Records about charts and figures
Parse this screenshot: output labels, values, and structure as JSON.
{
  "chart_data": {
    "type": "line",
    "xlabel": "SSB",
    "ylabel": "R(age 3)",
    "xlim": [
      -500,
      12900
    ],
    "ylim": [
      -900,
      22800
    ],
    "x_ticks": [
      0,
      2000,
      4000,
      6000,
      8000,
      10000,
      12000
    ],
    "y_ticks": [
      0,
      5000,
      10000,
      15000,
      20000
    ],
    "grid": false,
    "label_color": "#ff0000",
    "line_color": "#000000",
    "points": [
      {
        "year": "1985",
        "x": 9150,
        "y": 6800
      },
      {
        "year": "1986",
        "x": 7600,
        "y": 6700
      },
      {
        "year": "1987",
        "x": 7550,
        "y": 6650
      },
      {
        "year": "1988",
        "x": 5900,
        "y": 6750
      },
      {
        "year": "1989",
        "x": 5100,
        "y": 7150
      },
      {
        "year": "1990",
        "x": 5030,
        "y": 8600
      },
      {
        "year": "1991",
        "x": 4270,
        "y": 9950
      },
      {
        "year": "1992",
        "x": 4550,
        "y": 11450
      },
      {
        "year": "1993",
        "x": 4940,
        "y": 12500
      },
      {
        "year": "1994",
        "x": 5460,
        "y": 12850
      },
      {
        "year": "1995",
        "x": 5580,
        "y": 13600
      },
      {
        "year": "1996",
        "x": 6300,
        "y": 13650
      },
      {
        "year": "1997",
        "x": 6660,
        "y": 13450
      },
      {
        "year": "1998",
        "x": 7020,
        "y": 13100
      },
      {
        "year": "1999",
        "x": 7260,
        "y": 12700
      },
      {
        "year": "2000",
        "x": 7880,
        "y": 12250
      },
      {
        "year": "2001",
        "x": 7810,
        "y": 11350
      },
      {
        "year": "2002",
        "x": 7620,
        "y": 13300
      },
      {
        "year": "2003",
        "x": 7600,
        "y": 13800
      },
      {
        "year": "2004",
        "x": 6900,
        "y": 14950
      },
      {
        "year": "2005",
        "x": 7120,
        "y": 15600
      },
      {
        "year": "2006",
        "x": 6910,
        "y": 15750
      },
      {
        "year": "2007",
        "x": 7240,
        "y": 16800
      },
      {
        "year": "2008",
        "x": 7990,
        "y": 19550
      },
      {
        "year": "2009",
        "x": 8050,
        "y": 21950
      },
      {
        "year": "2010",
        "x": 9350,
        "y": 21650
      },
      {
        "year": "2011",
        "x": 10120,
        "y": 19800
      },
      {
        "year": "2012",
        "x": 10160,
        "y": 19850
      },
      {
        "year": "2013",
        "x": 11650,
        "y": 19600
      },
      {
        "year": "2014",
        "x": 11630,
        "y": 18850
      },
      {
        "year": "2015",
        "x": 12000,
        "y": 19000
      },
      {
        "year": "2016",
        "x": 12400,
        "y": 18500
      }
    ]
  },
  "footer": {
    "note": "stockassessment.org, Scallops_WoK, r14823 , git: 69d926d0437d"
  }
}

● Aim of the task: Reproduce all of the records exactly.

● Result of the task:
Parse this screenshot: output labels, values, and structure as JSON.
{
  "chart_data": {
    "type": "line",
    "xlabel": "SSB",
    "ylabel": "R(age 3)",
    "xlim": [
      -500,
      12900
    ],
    "ylim": [
      -900,
      22800
    ],
    "x_ticks": [
      0,
      2000,
      4000,
      6000,
      8000,
      10000,
      12000
    ],
    "y_ticks": [
      0,
      5000,
      10000,
      15000,
      20000
    ],
    "grid": false,
    "label_color": "#ff0000",
    "line_color": "#000000",
    "points": [
      {
        "year": "1985",
        "x": 9150,
        "y": 6800
      },
      {
        "year": "1986",
        "x": 7600,
        "y": 6700
      },
      {
        "year": "1987",
        "x": 7550,
        "y": 6650
      },
      {
        "year": "1988",
        "x": 5900,
        "y": 6750
      },
      {
        "year": "1989",
        "x": 5100,
        "y": 7150
      },
      {
        "year": "1990",
        "x": 5030,
        "y": 8600
      },
      {
        "year": "1991",
        "x": 4270,
        "y": 9950
      },
      {
        "year": "1992",
        "x": 4550,
        "y": 11450
      },
      {
        "year": "1993",
        "x": 4940,
        "y": 12500
      },
      {
        "year": "1994",
        "x": 5460,
        "y": 12850
      },
      {
        "year": "1995",
        "x": 5580,
        "y": 13600
      },
      {
        "year": "1996",
        "x": 6300,
        "y": 13650
      },
      {
        "year": "1997",
        "x": 6660,
        "y": 13450
      },
      {
        "year": "1998",
        "x": 7020,
        "y": 13100
      },
      {
        "year": "1999",
        "x": 7260,
        "y": 12700
      },
      {
        "year": "2000",
        "x": 7880,
        "y": 12250
      },
      {
        "year": "2001",
        "x": 7810,
        "y": 11350
      },
      {
        "year": "2002",
        "x": 7620,
        "y": 13300
      },
      {
        "year": "2003",
        "x": 7600,
        "y": 13800
      },
      {
        "year": "2004",
        "x": 6900,
        "y": 14950
      },
      {
        "year": "2005",
        "x": 7120,
        "y": 15600
      },
      {
        "year": "2006",
        "x": 6910,
        "y": 15750
      },
      {
        "year": "2007",
        "x": 7240,
        "y": 16800
      },
      {
        "year": "2008",
        "x": 7990,
        "y": 19550
      },
      {
        "year": "2009",
        "x": 8050,
        "y": 21950
      },
      {
        "year": "2010",
        "x": 9350,
        "y": 21650
      },
      {
        "year": "2011",
        "x": 10120,
        "y": 19800
      },
      {
        "year": "2012",
        "x": 10160,
        "y": 19850
      },
      {
        "year": "2013",
        "x": 11650,
        "y": 19600
      },
      {
        "year": "2014",
        "x": 11630,
        "y": 18850
      },
      {
        "year": "2015",
        "x": 12000,
        "y": 19000
      },
      {
        "year": "2016",
        "x": 12400,
        "y": 18500
      }
    ]
  },
  "footer": {
    "note": "stockassessment.org, Scallops_WoK, r14823 , git: 69d926d0437d"
  }
}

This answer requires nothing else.